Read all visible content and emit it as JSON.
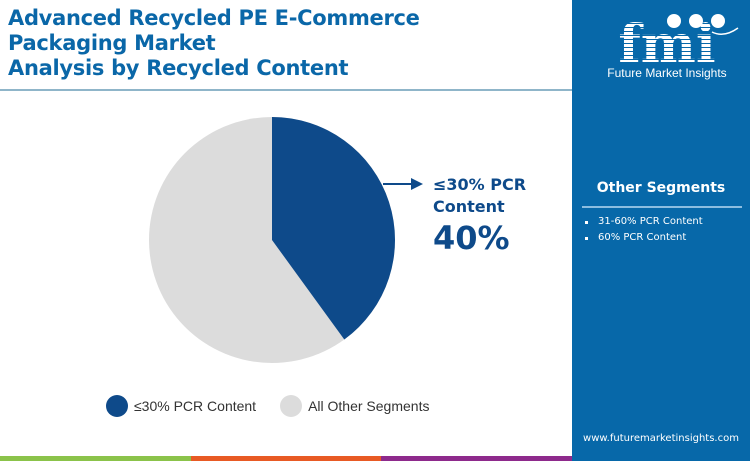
{
  "header": {
    "title_lines": [
      "Advanced Recycled PE E-Commerce",
      "Packaging Market",
      "Analysis by Recycled Content"
    ]
  },
  "callout": {
    "label_line1": "≤30% PCR",
    "label_line2": "Content",
    "value": "40%"
  },
  "legend": {
    "items": [
      {
        "label": "≤30% PCR Content",
        "color": "#0e4a8a"
      },
      {
        "label": "All Other Segments",
        "color": "#dcdcdc"
      }
    ]
  },
  "sidebar": {
    "logo_text": "Future Market Insights",
    "logo_letters": "fmi",
    "other_title": "Other Segments",
    "other_items": [
      "31-60% PCR Content",
      "60% PCR Content"
    ],
    "website": "www.futuremarketinsights.com",
    "background": "#0768a9"
  },
  "bottom_bar_colors": [
    "#8bc34a",
    "#e85a24",
    "#8e2a8c"
  ],
  "chart_data": {
    "type": "pie",
    "title": "Advanced Recycled PE E-Commerce Packaging Market Analysis by Recycled Content",
    "categories": [
      "≤30% PCR Content",
      "All Other Segments"
    ],
    "values": [
      40,
      60
    ],
    "colors": [
      "#0e4a8a",
      "#dcdcdc"
    ],
    "start_angle": "12 o'clock, clockwise",
    "annotations": [
      {
        "label": "≤30% PCR Content",
        "value": "40%"
      }
    ],
    "legend_position": "bottom"
  }
}
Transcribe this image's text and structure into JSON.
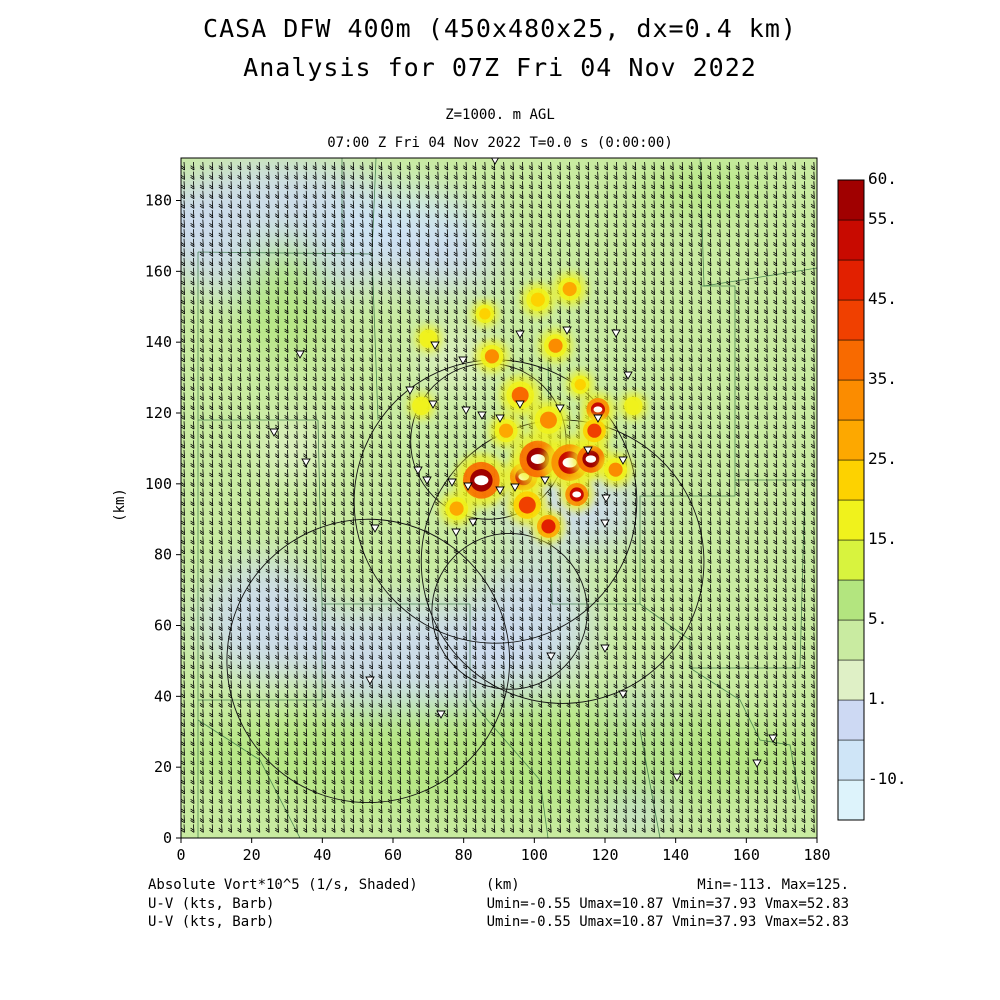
{
  "title": {
    "line1": "CASA DFW 400m (450x480x25, dx=0.4 km)",
    "line2": "Analysis for 07Z Fri 04 Nov 2022"
  },
  "subtitle": {
    "level": "Z=1000. m AGL",
    "time": "07:00 Z Fri 04 Nov 2022    T=0.0 s (0:00:00)"
  },
  "axes": {
    "ylabel": "(km)",
    "xlabel": "(km)",
    "x_ticks": [
      "0",
      "20",
      "40",
      "60",
      "80",
      "100",
      "120",
      "140",
      "160",
      "180"
    ],
    "y_ticks": [
      "0",
      "20",
      "40",
      "60",
      "80",
      "100",
      "120",
      "140",
      "160",
      "180"
    ]
  },
  "colorbar": {
    "labels": [
      "60.",
      "55.",
      "45.",
      "35.",
      "25.",
      "15.",
      "5.",
      "1.",
      "-10."
    ],
    "colors": [
      "#ddf3fb",
      "#cfe5f7",
      "#cdd9f3",
      "#dff0c6",
      "#c9eba1",
      "#b3e57f",
      "#d8f33e",
      "#f0f21c",
      "#fdd200",
      "#fda800",
      "#fb8c00",
      "#f86a00",
      "#f04000",
      "#e22000",
      "#c80a00",
      "#a00000"
    ]
  },
  "footer": {
    "left1": "Absolute Vort*10^5 (1/s, Shaded)",
    "left2": "U-V (kts, Barb)",
    "left3": "U-V (kts, Barb)",
    "center1": "(km)",
    "right1": "Min=-113. Max=125.",
    "right2": "Umin=-0.55 Umax=10.87 Vmin=37.93 Vmax=52.83",
    "right3": "Umin=-0.55 Umax=10.87 Vmin=37.93 Vmax=52.83"
  },
  "map_data": {
    "domain_km": {
      "x": [
        0,
        180
      ],
      "y": [
        0,
        192
      ]
    },
    "radars": [
      {
        "x_km": 89,
        "y_km": 95,
        "range_km": 40
      },
      {
        "x_km": 87,
        "y_km": 112,
        "range_km": 22
      },
      {
        "x_km": 53,
        "y_km": 50,
        "range_km": 40
      },
      {
        "x_km": 93,
        "y_km": 64,
        "range_km": 22
      },
      {
        "x_km": 108,
        "y_km": 78,
        "range_km": 40
      }
    ],
    "vorticity_cells": [
      {
        "x_km": 85,
        "y_km": 101,
        "r_km": 4,
        "value": 60
      },
      {
        "x_km": 97,
        "y_km": 102,
        "r_km": 3,
        "value": 55
      },
      {
        "x_km": 101,
        "y_km": 107,
        "r_km": 4,
        "value": 60
      },
      {
        "x_km": 110,
        "y_km": 106,
        "r_km": 4,
        "value": 55
      },
      {
        "x_km": 116,
        "y_km": 107,
        "r_km": 3,
        "value": 60
      },
      {
        "x_km": 98,
        "y_km": 94,
        "r_km": 3,
        "value": 45
      },
      {
        "x_km": 112,
        "y_km": 97,
        "r_km": 2.5,
        "value": 55
      },
      {
        "x_km": 104,
        "y_km": 88,
        "r_km": 2.5,
        "value": 50
      },
      {
        "x_km": 118,
        "y_km": 121,
        "r_km": 2.5,
        "value": 55
      },
      {
        "x_km": 117,
        "y_km": 115,
        "r_km": 2.5,
        "value": 45
      },
      {
        "x_km": 96,
        "y_km": 125,
        "r_km": 3,
        "value": 40
      },
      {
        "x_km": 88,
        "y_km": 136,
        "r_km": 2.5,
        "value": 35
      },
      {
        "x_km": 106,
        "y_km": 139,
        "r_km": 2.5,
        "value": 35
      },
      {
        "x_km": 110,
        "y_km": 155,
        "r_km": 2.5,
        "value": 30
      },
      {
        "x_km": 101,
        "y_km": 152,
        "r_km": 2.5,
        "value": 25
      },
      {
        "x_km": 86,
        "y_km": 148,
        "r_km": 2,
        "value": 25
      },
      {
        "x_km": 78,
        "y_km": 93,
        "r_km": 2.5,
        "value": 30
      },
      {
        "x_km": 68,
        "y_km": 122,
        "r_km": 2,
        "value": 20
      },
      {
        "x_km": 70,
        "y_km": 141,
        "r_km": 2,
        "value": 20
      },
      {
        "x_km": 123,
        "y_km": 104,
        "r_km": 2.5,
        "value": 35
      },
      {
        "x_km": 92,
        "y_km": 115,
        "r_km": 2.5,
        "value": 30
      },
      {
        "x_km": 104,
        "y_km": 118,
        "r_km": 3,
        "value": 35
      },
      {
        "x_km": 113,
        "y_km": 128,
        "r_km": 2,
        "value": 25
      },
      {
        "x_km": 128,
        "y_km": 122,
        "r_km": 2,
        "value": 20
      }
    ]
  }
}
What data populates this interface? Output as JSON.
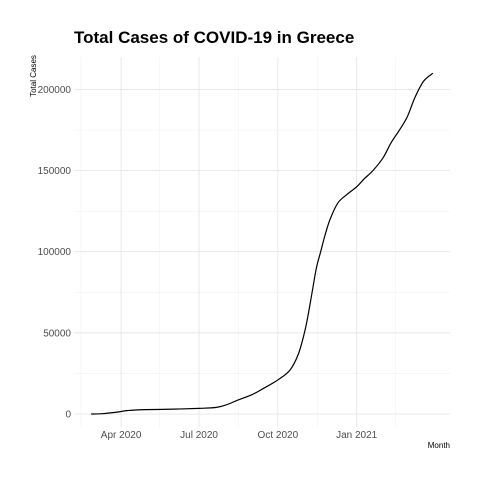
{
  "chart_data": {
    "type": "line",
    "title": "Total Cases of COVID-19 in Greece",
    "xlabel": "Month",
    "ylabel": "Total Cases",
    "xlim": [
      "2020-02-06",
      "2021-04-20"
    ],
    "ylim": [
      -8000,
      220000
    ],
    "grid": true,
    "x_ticks": [
      {
        "date": "2020-04-01",
        "label": "Apr 2020"
      },
      {
        "date": "2020-07-01",
        "label": "Jul 2020"
      },
      {
        "date": "2020-10-01",
        "label": "Oct 2020"
      },
      {
        "date": "2021-01-01",
        "label": "Jan 2021"
      }
    ],
    "x_minor_ticks": [
      "2020-02-14",
      "2020-05-16",
      "2020-08-16",
      "2020-11-16",
      "2021-02-15"
    ],
    "y_ticks": [
      0,
      50000,
      100000,
      150000,
      200000
    ],
    "y_minor_ticks": [
      25000,
      75000,
      125000,
      175000
    ],
    "series": [
      {
        "x": [
          "2020-02-26",
          "2020-03-10",
          "2020-03-25",
          "2020-04-10",
          "2020-05-01",
          "2020-06-01",
          "2020-07-01",
          "2020-07-20",
          "2020-08-01",
          "2020-08-15",
          "2020-09-01",
          "2020-09-15",
          "2020-10-01",
          "2020-10-15",
          "2020-10-25",
          "2020-11-01",
          "2020-11-05",
          "2020-11-10",
          "2020-11-15",
          "2020-11-20",
          "2020-11-25",
          "2020-12-01",
          "2020-12-10",
          "2020-12-20",
          "2021-01-01",
          "2021-01-10",
          "2021-01-20",
          "2021-02-01",
          "2021-02-10",
          "2021-02-20",
          "2021-03-01",
          "2021-03-10",
          "2021-03-20",
          "2021-03-31"
        ],
        "y": [
          0,
          200,
          1000,
          2200,
          2700,
          3000,
          3500,
          4000,
          5500,
          8500,
          12000,
          16000,
          21000,
          27000,
          37000,
          50000,
          60000,
          75000,
          90000,
          100000,
          110000,
          120000,
          130000,
          135000,
          140000,
          145000,
          150000,
          158000,
          167000,
          175000,
          183000,
          195000,
          205000,
          210000
        ]
      }
    ]
  }
}
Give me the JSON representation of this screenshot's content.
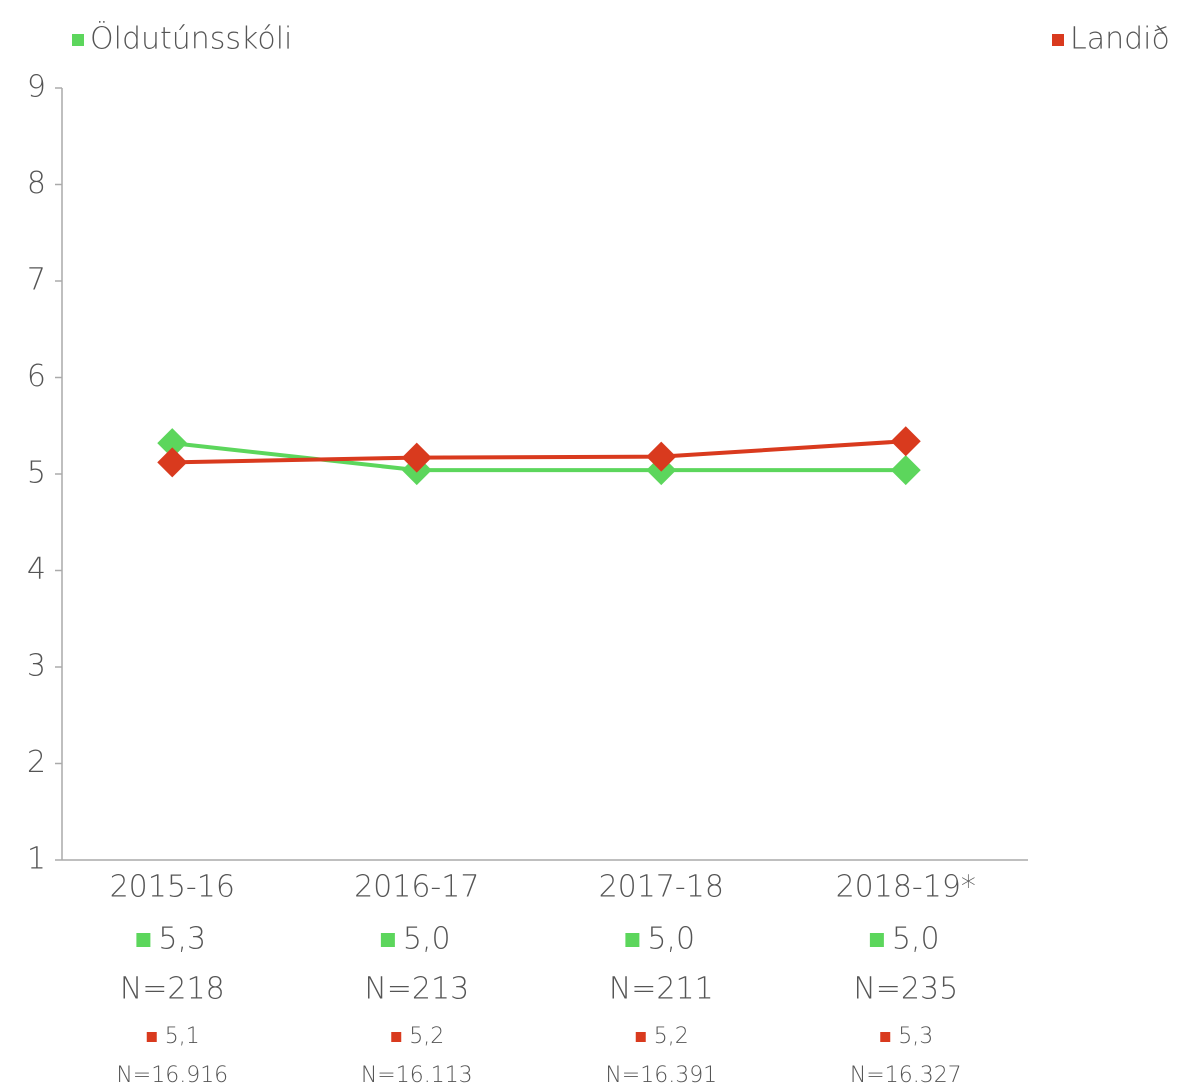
{
  "chart_data": {
    "type": "line",
    "categories": [
      "2015-16",
      "2016-17",
      "2017-18",
      "2018-19*"
    ],
    "series": [
      {
        "name": "Öldutúnsskóli",
        "color": "#5cd65c",
        "values": [
          5.32,
          5.04,
          5.04,
          5.04
        ],
        "value_labels": [
          "5,3",
          "5,0",
          "5,0",
          "5,0"
        ],
        "n_labels": [
          "N=218",
          "N=213",
          "N=211",
          "N=235"
        ]
      },
      {
        "name": "Landið",
        "color": "#d93a1e",
        "values": [
          5.12,
          5.17,
          5.18,
          5.34
        ],
        "value_labels": [
          "5,1",
          "5,2",
          "5,2",
          "5,3"
        ],
        "n_labels": [
          "N=16.916",
          "N=16.113",
          "N=16.391",
          "N=16.327"
        ]
      }
    ],
    "ylim": [
      1,
      9
    ],
    "yticks": [
      1,
      2,
      3,
      4,
      5,
      6,
      7,
      8,
      9
    ]
  }
}
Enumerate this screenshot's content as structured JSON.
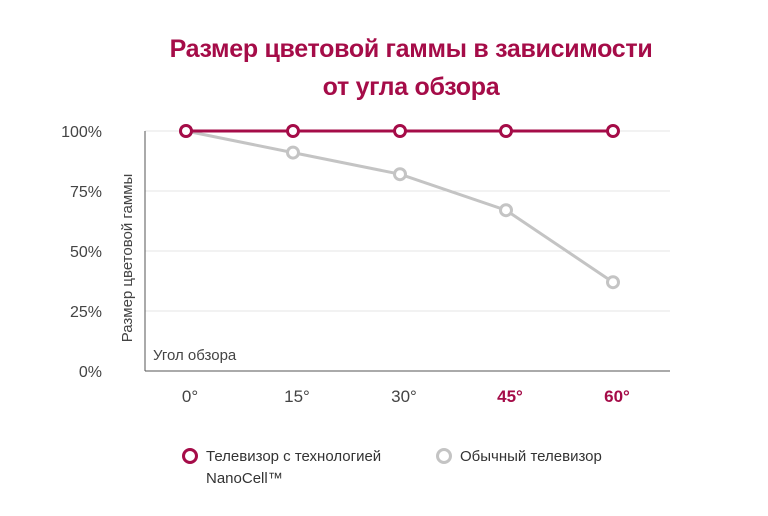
{
  "title_line1": "Размер цветовой гаммы в зависимости",
  "title_line2": "от угла обзора",
  "chart_data": {
    "type": "line",
    "categories": [
      "0°",
      "15°",
      "30°",
      "45°",
      "60°"
    ],
    "highlighted_categories": [
      "45°",
      "60°"
    ],
    "y_ticks": [
      "0%",
      "25%",
      "50%",
      "75%",
      "100%"
    ],
    "ylim": [
      0,
      100
    ],
    "ylabel": "Размер цветовой гаммы",
    "xlabel": "Угол обзора",
    "grid": true,
    "legend_position": "bottom",
    "series": [
      {
        "name": "Телевизор с технологией NanoCell™",
        "color": "#a50c48",
        "values": [
          100,
          100,
          100,
          100,
          100
        ]
      },
      {
        "name": "Обычный телевизор",
        "color": "#c4c4c4",
        "values": [
          100,
          91,
          82,
          67,
          37
        ]
      }
    ]
  },
  "legend": {
    "nanocell": "Телевизор с технологией NanoCell™",
    "regular": "Обычный телевизор"
  }
}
----
- [YOUR TASK]:
Which lines contain "Analysis"? Show each of them.

- [FINAL ANSWER]:
      "Analysis by Recycled Content"
    "title": "Advanced Recycled PE E-Commerce Packaging Market Analysis by Recycled Content",
    "line2": "Analysis for 07Z Fri 04 Nov 2022"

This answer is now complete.